-- Start of INPUT RECORDS --

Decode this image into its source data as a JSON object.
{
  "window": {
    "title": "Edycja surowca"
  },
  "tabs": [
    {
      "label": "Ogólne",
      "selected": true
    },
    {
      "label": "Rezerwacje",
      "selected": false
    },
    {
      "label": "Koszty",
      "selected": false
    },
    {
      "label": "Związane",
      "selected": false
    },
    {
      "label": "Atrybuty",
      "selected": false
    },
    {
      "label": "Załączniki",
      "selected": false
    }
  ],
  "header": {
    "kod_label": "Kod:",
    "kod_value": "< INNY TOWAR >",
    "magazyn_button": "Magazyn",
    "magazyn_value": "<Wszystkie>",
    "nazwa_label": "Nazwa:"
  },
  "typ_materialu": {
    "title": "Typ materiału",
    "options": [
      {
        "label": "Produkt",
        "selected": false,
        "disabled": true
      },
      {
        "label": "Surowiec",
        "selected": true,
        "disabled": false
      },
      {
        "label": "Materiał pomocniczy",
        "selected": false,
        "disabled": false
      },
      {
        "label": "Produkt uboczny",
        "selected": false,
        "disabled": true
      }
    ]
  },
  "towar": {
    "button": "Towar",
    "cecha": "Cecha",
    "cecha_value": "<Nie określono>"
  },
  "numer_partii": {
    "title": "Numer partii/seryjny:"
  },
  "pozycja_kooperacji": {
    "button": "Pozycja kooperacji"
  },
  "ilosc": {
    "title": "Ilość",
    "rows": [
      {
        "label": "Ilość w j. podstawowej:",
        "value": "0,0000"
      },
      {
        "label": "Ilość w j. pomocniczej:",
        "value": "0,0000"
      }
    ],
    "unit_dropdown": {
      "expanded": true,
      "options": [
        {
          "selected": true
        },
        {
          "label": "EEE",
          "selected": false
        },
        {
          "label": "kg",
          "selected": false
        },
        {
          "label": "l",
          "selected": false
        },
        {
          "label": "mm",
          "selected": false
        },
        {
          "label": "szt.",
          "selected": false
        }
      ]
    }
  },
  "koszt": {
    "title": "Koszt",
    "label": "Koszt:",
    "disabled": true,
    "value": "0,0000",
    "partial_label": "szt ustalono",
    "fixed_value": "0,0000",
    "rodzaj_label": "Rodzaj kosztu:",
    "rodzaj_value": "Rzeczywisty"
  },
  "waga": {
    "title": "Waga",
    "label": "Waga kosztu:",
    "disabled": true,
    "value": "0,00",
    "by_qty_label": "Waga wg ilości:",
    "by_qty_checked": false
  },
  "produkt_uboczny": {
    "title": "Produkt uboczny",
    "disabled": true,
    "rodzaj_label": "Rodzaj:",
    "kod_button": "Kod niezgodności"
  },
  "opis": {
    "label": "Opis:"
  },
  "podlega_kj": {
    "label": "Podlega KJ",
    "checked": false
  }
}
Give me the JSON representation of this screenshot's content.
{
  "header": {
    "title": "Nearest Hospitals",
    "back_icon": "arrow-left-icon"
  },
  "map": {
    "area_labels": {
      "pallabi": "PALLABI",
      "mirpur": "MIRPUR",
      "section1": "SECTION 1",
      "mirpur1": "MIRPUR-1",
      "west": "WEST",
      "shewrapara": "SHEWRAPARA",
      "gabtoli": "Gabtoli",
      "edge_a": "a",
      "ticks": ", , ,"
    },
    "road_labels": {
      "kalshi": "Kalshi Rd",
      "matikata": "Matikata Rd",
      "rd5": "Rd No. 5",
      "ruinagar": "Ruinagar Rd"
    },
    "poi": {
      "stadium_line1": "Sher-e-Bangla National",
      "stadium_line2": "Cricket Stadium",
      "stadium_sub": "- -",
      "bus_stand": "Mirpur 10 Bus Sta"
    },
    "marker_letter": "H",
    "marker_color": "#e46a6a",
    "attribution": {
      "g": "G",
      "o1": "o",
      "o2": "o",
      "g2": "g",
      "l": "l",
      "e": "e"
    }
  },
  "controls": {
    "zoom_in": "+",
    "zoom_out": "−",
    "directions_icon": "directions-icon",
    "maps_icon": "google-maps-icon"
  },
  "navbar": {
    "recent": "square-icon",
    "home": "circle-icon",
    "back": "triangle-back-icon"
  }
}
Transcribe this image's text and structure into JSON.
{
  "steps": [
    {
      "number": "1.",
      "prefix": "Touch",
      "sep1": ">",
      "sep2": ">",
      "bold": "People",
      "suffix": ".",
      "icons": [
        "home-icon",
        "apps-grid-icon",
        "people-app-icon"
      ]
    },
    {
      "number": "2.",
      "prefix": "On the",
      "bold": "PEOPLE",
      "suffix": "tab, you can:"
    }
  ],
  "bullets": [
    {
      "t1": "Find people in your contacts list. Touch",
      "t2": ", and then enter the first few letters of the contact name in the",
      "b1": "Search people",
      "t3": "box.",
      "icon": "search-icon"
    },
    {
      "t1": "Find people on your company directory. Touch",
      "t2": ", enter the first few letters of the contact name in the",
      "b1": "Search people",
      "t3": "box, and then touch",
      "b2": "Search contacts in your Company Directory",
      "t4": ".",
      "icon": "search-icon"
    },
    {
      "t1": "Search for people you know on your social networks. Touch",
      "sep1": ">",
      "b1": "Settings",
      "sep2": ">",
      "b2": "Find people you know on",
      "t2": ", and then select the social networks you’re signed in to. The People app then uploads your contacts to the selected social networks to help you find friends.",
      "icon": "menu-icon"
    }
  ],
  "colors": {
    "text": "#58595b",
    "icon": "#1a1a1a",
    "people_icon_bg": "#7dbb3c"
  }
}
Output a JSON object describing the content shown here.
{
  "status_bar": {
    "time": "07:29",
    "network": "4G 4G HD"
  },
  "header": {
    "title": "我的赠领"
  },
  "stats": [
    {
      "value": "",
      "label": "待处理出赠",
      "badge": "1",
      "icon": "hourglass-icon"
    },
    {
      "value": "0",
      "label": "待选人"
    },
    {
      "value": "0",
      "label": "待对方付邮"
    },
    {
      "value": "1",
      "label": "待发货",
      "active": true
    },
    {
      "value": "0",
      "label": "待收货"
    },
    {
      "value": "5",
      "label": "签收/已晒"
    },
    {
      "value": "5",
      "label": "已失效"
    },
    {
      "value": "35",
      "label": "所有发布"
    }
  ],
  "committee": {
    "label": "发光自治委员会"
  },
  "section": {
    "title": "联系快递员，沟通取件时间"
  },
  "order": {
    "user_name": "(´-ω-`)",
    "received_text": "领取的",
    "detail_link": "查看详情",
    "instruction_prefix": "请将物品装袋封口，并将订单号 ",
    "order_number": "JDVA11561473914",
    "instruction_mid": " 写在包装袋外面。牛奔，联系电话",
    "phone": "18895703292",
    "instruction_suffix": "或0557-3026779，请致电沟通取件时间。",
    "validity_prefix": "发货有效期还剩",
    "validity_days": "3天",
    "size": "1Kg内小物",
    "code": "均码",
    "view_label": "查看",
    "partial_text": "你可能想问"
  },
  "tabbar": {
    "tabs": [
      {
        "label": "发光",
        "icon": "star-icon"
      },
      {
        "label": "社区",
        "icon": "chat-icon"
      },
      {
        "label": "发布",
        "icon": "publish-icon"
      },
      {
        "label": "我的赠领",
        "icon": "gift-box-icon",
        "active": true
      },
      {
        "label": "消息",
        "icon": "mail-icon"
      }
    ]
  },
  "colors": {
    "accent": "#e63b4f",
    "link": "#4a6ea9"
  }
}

-- End of INPUT RECORDS --

(SET EXERCISE): Pick out every line above that holds the word "enter" and copy it.

(EXPECTED ANSWER):
      "t2": ", and then enter the first few letters of the contact name in the",
      "t2": ", enter the first few letters of the contact name in the",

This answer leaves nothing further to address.